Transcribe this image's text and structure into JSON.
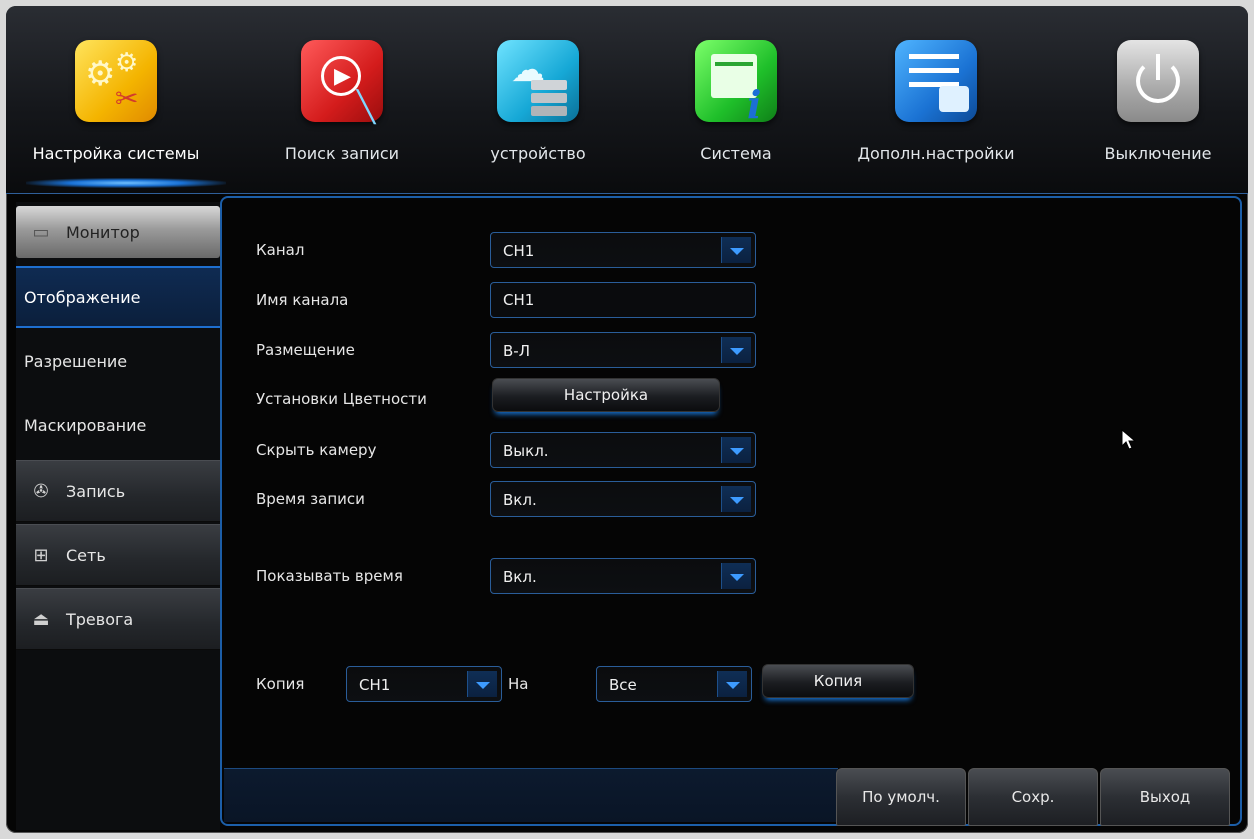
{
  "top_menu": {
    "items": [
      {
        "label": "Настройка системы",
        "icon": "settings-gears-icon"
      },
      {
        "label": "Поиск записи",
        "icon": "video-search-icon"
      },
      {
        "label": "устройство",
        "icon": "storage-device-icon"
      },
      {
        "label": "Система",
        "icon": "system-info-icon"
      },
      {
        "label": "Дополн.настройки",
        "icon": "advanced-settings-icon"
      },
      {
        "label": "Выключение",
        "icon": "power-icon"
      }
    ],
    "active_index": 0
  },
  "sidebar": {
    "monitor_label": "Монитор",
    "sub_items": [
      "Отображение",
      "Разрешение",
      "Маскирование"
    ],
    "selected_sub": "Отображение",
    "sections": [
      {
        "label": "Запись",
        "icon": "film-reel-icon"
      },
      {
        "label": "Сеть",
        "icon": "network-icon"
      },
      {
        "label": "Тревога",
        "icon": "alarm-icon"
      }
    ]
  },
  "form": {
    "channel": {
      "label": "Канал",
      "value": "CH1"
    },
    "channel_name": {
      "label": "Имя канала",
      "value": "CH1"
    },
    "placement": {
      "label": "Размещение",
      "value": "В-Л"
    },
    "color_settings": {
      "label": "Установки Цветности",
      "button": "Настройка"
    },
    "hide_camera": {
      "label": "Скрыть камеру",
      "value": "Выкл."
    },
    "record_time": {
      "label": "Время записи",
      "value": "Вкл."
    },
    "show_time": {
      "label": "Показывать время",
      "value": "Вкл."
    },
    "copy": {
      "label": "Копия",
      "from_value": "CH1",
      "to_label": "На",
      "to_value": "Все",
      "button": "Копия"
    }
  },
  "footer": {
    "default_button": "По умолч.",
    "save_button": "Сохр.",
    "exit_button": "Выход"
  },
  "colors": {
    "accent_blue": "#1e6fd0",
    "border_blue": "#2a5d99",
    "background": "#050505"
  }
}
..........
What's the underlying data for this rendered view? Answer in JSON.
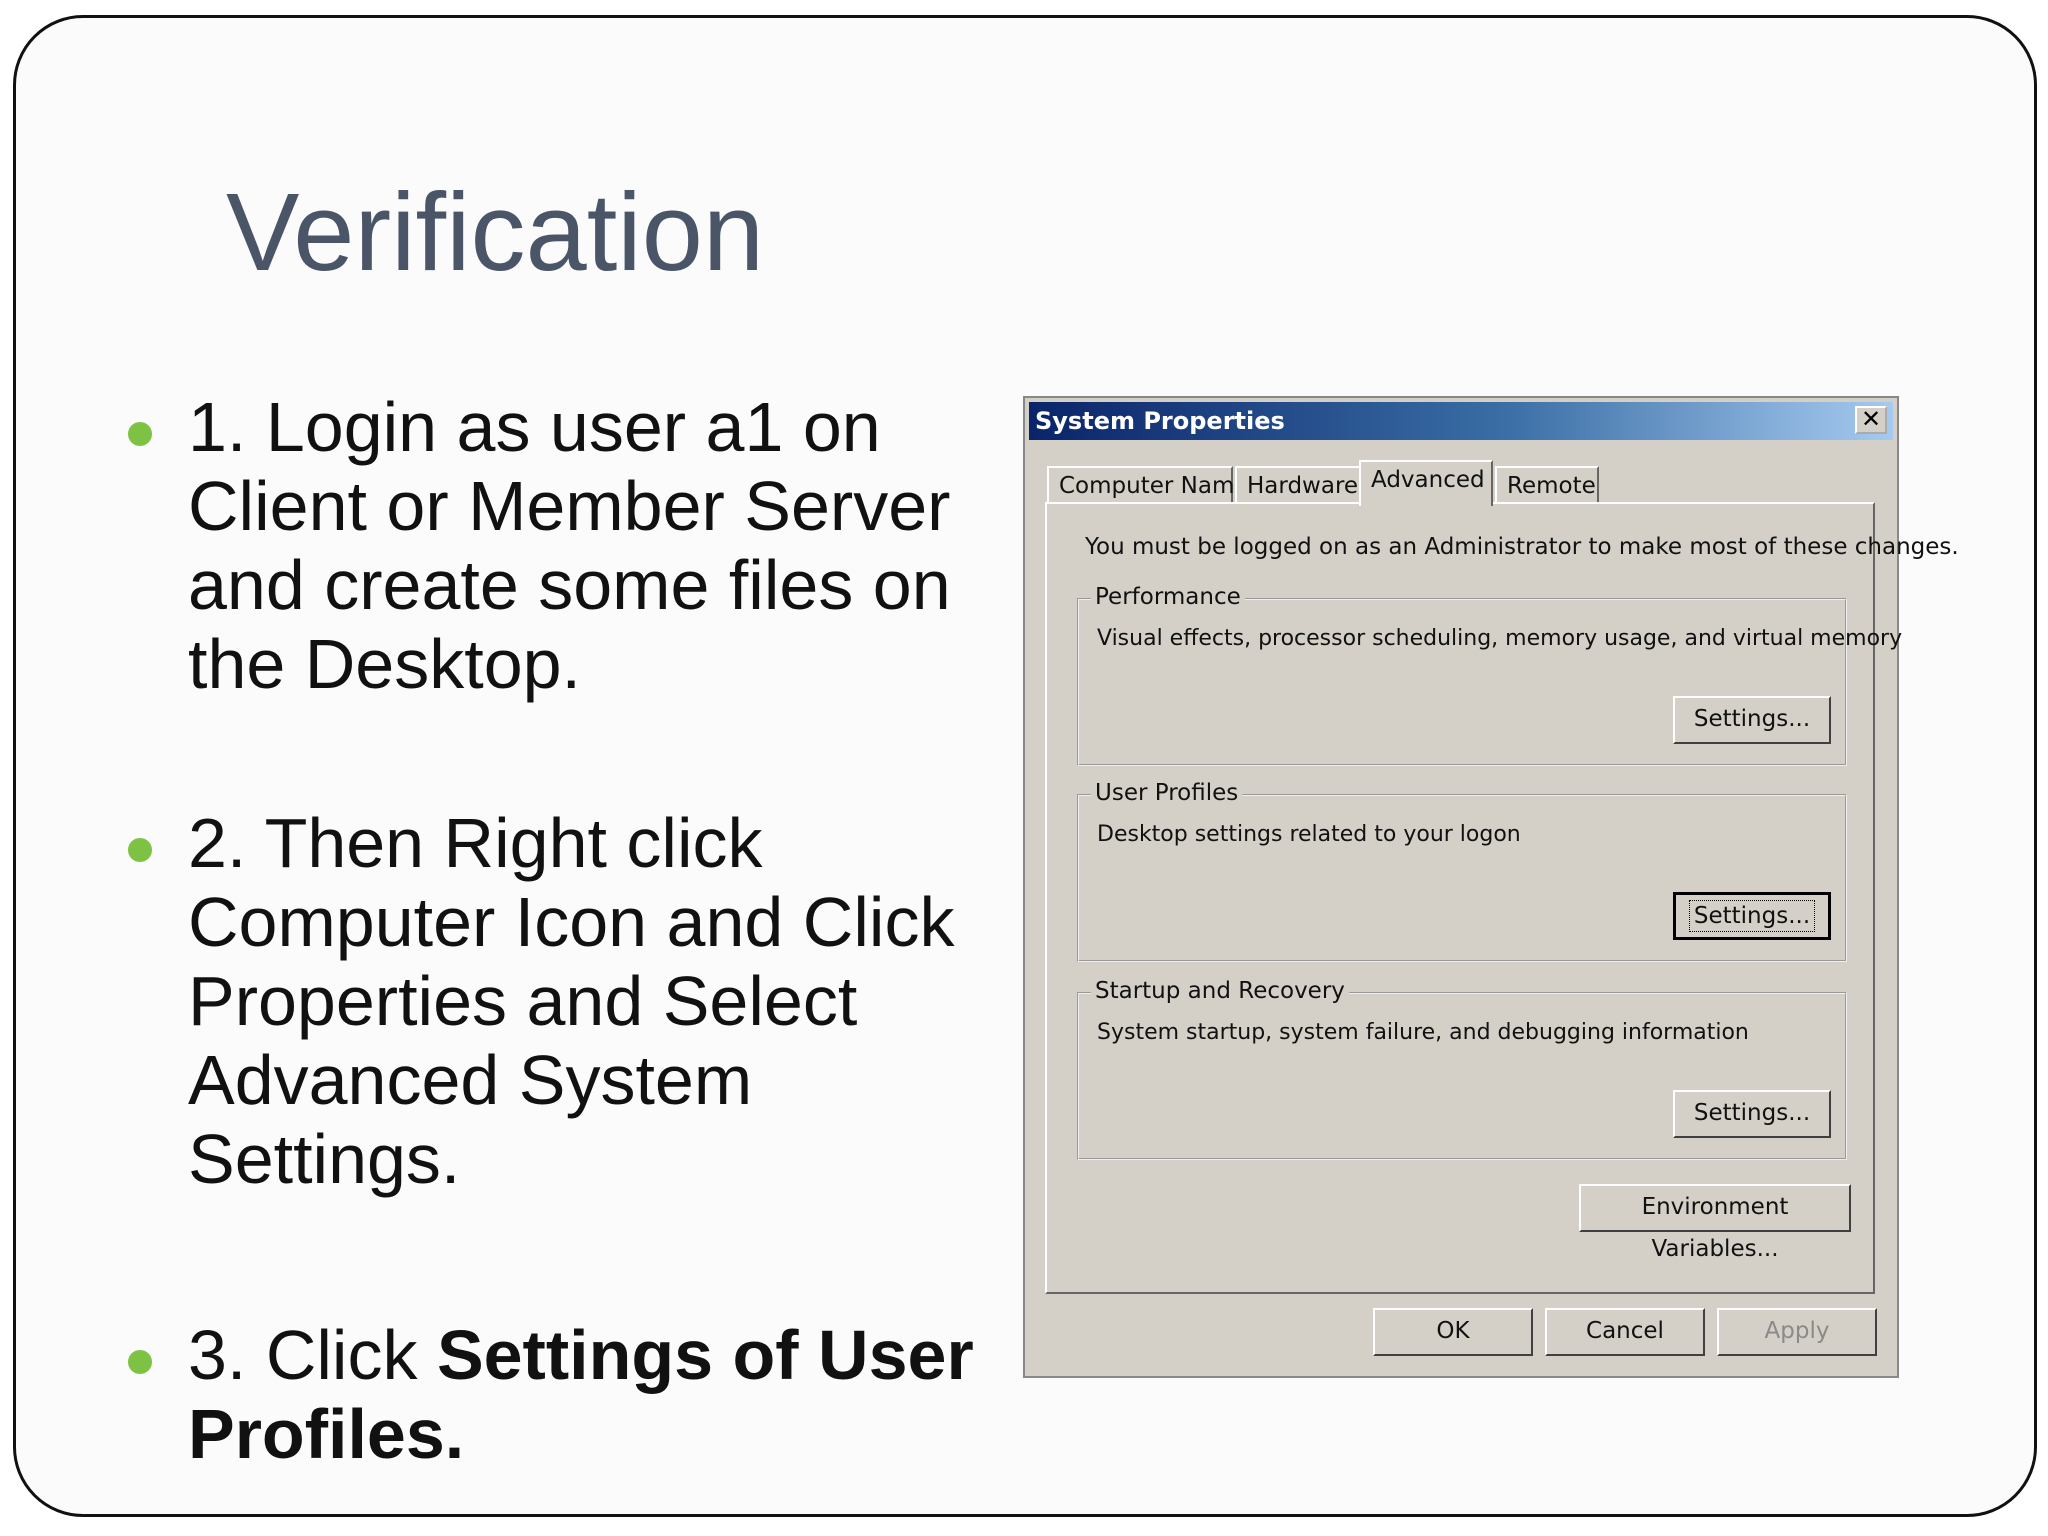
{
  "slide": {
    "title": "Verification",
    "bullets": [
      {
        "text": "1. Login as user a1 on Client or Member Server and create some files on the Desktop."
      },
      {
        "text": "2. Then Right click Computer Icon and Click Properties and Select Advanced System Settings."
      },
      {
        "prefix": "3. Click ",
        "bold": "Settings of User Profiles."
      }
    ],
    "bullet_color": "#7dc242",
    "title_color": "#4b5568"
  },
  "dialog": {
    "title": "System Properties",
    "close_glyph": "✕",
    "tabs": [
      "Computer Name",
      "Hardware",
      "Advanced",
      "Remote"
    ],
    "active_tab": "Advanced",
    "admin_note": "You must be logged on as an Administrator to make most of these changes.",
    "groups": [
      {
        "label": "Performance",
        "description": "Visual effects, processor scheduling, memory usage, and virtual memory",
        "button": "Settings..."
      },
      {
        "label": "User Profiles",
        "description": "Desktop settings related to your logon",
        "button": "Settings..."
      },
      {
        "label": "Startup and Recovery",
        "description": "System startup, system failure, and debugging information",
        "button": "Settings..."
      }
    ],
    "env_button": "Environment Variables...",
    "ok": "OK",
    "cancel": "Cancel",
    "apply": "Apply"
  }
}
..........
Filter the records above and return every line that holds the word "this".

__EXERCISE RESPONSE__
Transcribe this image's text and structure into JSON.
What's the underlying data for this rendered view? Answer in JSON.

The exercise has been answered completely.